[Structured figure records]
-- Begin --
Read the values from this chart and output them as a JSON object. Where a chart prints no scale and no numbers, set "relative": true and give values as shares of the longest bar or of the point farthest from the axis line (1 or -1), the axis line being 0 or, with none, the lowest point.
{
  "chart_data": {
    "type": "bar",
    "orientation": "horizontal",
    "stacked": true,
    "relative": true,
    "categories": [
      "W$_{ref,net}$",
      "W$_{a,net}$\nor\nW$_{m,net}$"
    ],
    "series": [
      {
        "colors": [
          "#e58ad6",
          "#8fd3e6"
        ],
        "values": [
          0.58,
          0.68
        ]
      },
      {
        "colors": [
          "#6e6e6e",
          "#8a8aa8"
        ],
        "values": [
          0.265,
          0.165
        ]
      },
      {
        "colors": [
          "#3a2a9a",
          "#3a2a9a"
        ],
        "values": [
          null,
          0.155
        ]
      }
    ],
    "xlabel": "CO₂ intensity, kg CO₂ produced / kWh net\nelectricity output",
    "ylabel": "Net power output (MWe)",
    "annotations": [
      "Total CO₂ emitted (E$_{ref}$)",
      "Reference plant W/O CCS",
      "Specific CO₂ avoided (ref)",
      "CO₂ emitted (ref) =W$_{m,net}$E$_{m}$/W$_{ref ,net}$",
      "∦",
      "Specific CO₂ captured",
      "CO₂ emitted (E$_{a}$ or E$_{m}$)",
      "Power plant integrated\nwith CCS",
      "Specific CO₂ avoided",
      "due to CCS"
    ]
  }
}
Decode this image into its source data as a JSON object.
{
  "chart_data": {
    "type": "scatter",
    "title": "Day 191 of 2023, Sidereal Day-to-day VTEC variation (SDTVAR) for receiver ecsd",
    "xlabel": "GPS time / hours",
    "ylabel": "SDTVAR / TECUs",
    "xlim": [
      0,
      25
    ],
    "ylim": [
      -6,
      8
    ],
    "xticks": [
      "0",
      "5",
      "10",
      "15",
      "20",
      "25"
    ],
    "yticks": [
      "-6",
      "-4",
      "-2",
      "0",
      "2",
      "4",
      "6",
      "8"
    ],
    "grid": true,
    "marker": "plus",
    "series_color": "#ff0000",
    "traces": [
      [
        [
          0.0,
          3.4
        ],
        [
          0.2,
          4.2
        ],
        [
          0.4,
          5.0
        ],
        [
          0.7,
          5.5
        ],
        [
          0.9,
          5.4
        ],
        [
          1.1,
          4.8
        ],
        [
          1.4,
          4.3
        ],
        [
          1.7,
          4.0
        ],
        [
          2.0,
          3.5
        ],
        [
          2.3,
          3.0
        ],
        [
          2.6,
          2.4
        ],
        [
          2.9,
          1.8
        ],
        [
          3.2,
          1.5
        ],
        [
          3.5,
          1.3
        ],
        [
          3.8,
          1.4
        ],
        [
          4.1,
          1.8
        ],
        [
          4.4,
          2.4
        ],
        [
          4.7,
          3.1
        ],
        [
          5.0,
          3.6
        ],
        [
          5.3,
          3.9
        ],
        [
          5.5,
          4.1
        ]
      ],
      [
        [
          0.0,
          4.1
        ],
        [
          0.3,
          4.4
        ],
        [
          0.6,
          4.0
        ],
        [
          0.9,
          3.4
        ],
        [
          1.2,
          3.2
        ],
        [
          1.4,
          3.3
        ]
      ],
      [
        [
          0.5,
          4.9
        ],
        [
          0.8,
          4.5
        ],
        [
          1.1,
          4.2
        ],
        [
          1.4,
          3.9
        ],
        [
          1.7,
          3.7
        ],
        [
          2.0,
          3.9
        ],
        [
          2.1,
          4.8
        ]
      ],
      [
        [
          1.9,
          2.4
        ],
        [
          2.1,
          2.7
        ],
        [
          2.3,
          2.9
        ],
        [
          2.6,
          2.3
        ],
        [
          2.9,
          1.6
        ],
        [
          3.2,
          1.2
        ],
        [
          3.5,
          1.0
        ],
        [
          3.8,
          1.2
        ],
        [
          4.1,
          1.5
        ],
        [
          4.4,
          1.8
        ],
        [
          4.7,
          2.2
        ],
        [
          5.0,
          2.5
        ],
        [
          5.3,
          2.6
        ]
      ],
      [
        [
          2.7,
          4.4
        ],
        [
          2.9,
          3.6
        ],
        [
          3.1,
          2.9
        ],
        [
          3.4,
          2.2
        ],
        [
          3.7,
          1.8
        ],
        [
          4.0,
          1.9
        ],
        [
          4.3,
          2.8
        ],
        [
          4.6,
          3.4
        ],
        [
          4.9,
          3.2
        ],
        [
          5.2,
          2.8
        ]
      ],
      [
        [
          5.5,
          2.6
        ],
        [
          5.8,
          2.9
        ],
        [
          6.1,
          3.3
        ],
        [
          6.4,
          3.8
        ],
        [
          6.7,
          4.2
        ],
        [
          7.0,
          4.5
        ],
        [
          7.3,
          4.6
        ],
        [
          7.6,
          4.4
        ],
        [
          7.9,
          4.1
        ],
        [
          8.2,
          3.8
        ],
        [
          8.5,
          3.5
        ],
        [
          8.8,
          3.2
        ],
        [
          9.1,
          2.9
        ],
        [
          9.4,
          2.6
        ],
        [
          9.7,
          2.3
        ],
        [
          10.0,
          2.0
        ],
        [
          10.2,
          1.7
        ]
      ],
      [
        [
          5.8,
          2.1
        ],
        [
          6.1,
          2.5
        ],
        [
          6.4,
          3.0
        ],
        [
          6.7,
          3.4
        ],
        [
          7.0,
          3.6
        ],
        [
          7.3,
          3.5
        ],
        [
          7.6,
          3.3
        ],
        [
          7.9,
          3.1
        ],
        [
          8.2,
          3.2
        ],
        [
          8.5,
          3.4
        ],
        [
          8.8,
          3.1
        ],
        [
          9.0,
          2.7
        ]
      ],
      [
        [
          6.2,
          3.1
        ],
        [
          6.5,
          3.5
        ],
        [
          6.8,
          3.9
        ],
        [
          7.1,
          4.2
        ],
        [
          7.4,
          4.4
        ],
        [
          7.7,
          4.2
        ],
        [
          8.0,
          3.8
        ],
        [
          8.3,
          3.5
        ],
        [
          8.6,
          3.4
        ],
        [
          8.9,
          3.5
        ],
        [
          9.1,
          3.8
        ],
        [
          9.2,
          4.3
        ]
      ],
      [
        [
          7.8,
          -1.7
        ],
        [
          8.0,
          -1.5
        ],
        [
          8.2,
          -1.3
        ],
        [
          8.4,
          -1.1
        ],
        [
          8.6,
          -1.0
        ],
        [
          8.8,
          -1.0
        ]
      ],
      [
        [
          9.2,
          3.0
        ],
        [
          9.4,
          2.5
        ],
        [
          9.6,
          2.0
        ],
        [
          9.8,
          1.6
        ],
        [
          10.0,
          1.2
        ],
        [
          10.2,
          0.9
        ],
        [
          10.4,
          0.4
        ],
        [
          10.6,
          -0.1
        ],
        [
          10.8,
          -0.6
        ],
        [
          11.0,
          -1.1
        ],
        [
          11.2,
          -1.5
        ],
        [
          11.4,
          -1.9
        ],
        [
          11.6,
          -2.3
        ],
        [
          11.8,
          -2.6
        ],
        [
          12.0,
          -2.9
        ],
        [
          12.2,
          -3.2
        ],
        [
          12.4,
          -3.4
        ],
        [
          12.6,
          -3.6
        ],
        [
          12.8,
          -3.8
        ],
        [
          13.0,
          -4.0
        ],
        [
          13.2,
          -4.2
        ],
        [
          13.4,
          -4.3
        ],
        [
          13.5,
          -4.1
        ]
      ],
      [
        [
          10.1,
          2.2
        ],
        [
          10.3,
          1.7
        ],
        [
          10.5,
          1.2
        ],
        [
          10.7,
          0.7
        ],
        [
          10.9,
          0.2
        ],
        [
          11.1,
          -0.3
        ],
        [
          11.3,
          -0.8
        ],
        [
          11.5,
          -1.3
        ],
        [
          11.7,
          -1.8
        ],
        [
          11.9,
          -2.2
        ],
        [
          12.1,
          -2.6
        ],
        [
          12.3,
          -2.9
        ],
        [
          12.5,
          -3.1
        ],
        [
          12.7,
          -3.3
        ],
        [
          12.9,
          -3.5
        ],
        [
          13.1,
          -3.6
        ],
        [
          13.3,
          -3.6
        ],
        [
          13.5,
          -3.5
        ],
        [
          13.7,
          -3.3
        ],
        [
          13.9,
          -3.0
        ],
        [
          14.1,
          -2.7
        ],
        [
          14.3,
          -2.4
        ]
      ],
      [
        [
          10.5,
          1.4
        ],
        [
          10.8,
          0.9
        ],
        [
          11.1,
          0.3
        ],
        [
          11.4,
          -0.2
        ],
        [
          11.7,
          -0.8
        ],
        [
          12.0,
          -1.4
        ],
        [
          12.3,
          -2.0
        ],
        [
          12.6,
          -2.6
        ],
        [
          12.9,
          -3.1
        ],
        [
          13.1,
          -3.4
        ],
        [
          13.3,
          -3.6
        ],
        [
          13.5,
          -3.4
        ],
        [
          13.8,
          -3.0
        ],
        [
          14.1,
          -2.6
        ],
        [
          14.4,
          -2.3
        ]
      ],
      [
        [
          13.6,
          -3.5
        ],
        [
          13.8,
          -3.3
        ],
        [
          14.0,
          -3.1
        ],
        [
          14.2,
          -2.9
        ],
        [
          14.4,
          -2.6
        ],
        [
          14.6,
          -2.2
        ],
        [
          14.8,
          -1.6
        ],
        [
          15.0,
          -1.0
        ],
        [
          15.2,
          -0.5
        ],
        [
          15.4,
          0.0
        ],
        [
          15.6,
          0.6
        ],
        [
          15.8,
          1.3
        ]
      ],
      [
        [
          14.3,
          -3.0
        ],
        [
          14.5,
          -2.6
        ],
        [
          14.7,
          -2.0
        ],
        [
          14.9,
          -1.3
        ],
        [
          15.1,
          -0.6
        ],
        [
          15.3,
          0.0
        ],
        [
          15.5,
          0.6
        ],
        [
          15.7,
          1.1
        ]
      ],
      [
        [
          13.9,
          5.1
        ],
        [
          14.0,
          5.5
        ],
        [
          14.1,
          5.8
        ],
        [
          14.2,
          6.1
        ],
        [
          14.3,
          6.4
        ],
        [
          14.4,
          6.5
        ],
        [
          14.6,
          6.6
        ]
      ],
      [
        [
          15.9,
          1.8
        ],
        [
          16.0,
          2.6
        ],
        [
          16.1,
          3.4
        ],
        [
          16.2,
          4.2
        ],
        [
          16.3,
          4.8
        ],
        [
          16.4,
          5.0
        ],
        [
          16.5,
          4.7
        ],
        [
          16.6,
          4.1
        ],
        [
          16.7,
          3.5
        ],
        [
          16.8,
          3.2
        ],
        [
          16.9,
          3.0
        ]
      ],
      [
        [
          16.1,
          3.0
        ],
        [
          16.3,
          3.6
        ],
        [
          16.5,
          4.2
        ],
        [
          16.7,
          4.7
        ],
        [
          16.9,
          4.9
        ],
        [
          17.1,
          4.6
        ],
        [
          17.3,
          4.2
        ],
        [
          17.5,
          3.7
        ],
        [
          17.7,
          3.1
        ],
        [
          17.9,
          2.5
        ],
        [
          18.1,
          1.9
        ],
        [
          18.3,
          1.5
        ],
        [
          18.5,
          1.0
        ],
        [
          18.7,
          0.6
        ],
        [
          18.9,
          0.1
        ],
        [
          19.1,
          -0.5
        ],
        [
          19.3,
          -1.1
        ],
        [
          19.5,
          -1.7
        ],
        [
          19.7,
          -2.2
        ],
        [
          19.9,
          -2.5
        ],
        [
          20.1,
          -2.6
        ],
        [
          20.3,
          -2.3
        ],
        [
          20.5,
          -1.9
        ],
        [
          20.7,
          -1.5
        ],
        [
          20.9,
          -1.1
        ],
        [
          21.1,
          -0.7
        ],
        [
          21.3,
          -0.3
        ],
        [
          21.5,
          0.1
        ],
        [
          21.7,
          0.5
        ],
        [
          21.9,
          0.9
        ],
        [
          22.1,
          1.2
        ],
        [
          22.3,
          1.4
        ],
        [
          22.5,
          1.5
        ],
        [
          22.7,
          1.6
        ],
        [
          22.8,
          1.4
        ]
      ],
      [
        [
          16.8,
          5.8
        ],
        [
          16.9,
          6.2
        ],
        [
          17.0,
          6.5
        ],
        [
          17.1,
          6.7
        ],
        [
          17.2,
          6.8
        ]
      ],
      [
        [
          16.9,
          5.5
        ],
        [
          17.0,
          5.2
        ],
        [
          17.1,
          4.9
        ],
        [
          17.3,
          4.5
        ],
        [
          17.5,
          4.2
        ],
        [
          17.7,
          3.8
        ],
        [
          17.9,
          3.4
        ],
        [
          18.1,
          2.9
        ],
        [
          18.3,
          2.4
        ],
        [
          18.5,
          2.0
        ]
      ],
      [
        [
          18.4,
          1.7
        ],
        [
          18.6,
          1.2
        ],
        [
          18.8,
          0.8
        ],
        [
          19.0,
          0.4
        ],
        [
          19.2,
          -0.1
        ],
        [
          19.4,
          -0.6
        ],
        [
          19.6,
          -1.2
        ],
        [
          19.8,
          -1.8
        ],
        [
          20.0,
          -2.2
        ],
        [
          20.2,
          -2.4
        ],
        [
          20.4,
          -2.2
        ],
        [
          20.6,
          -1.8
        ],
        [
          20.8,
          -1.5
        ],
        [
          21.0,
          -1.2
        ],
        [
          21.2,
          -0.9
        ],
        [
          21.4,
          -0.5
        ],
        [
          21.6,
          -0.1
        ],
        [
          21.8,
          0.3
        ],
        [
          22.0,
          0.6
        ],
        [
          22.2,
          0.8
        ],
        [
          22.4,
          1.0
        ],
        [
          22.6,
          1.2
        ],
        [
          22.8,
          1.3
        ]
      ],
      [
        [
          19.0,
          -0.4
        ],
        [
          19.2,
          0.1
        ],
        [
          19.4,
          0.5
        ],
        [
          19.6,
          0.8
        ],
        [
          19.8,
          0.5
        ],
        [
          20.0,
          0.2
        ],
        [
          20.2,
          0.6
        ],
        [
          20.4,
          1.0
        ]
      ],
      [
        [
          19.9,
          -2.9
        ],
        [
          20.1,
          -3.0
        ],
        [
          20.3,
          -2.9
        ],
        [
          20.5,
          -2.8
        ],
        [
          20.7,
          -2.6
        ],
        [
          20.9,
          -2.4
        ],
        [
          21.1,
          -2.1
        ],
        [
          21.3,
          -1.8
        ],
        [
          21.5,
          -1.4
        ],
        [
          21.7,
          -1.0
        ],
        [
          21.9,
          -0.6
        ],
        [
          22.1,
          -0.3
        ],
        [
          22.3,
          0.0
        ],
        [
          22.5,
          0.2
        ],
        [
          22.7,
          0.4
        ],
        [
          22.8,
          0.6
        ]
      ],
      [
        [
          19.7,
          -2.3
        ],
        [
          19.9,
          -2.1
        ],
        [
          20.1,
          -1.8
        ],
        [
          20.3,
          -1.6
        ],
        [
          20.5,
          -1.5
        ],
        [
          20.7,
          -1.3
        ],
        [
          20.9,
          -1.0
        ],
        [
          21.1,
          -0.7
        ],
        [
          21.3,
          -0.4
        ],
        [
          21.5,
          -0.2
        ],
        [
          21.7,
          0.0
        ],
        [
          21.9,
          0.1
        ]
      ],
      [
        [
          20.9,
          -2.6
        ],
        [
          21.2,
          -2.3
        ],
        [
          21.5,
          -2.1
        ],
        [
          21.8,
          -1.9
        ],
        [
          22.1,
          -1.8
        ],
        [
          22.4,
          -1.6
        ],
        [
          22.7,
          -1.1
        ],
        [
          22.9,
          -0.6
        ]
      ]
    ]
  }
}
-- End --
Written problem:
Each line of the material that holds the string "relative" counts once; give the total alone.

Result below:
2